* Exercises to complete:
• 1. According to the passage on adrenaline and antidepressants, in which publication did the University of Pennsylvania finding appear?
• 2. Extend the passage on adrenaline and antidepressants, picking up after its final sentence.

* Given passage:

------------------------------------------------

Researchers have found that norepinephrine (adrenaline) plays an important role in animals in determining behavioral effects in some of the most commonly prescribed antidepressants, regardless of which biochemical pathway the drug uses to alleviate symptoms of depression. This finding should help scientists design more effective drugs for patients.
From University of Pennsylvania School of Medicine :
Adrenaline Packs a Powerful Punch in the Use of Antidepressants, According to an Animal-Model Study at Penn
Adrenaline-Deficient Mice Lack Responses to Antidepressant Drugs
Researchers from the University of Pennsylvania School of Medicine found that norepinephrine (adrenaline) plays an important role in animals in determining behavioral effects in some of the most commonly prescribed antidepressants, regardless of which biochemical pathway the drug uses to alleviate symptoms of depression. This finding — published in the May 2004 Proceedings of the National Academy of Sciences — should help scientists design more effective drugs for patients.

------------------------------------------------

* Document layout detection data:
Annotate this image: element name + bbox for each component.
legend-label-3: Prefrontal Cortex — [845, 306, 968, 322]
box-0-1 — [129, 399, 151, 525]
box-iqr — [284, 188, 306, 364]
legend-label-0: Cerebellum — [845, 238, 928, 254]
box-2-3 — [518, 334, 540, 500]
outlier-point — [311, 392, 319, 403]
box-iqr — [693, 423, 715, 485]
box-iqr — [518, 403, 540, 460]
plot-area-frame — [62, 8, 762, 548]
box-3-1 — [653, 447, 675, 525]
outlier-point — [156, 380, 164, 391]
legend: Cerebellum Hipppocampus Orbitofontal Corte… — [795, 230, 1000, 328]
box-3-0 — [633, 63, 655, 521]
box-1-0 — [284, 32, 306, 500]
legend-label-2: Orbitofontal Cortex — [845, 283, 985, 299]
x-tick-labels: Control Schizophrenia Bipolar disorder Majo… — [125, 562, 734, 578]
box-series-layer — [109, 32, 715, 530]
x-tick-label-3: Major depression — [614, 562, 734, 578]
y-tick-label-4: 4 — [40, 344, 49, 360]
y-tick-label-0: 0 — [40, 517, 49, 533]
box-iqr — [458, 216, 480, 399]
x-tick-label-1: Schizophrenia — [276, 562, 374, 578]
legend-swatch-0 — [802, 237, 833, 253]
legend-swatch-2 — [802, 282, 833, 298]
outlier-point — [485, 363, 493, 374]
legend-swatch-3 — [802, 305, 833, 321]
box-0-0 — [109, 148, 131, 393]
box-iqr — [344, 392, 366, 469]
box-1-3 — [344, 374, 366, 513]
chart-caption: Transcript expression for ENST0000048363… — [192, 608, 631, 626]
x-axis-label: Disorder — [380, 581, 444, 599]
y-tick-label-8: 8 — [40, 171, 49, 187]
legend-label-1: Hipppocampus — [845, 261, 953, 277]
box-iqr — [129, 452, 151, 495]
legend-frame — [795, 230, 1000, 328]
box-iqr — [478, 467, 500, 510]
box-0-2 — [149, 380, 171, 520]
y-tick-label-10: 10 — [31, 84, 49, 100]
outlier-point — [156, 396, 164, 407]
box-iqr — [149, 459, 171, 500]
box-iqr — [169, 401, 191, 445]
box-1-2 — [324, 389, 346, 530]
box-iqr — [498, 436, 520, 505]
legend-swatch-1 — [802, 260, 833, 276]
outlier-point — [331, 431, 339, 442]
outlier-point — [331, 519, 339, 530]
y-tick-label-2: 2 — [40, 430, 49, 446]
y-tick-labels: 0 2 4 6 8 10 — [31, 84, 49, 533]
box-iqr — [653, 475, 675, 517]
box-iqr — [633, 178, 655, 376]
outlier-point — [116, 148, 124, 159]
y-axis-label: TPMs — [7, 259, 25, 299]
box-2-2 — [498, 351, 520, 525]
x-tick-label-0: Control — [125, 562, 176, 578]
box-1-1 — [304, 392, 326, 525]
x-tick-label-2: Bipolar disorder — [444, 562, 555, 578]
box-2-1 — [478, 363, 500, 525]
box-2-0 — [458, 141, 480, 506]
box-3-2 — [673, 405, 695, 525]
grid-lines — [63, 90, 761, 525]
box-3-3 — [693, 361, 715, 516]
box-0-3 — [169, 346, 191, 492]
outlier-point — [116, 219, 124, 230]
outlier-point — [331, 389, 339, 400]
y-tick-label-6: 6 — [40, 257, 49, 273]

------------------------------------------------

* Results by task:
• 1. The May 2004 Proceedings of the National Academy of Sciences.

• 2.
Using genetically-altered mice unable to produce norepinephrine, they tested behavioral changes brought on by two different antidepressant classes. With the exception of one drug, they found that those lacking norepinephrine did not respond to the drugs. ”Millions of Americans suffer from major depressive disorders and this study helps us understand how antidepressant drugs are processed to produce clinical therapeutic effects. It helps us understand how to redesign better drugs and which treatments will work better for which patients,” says the study’s lead author, Irwin Lucki, PhD, Professor of Psychiatry and Pharmacology and Director of the Behavioral Psychopharmacology Laboratory at Penn.
There are currently two major classes of antidepressants used to treat depression: norepinephrine reuptake inhibitors (which work by increasing the synaptic activty of adrenaline
in the brain); and selective serotonin reuptake inhibitors (which elicit their effects by increasing the activity of serotnin in the brain). Previously, it was believed that SSRIs — whose over-the-counter names include Prozac, Zoloft, Paxil, and Celexia — produced effects on the serotonergic system only; but the Penn researchers’ findings showed that the effects of most SSRIs can also depend on responses from the noradrenergic system. ”This study is the first to use this unique animal model to test whether the drugs are still effective in animals that lack norepinephrine, a key neurotransmitter in the brain,” Lucki adds.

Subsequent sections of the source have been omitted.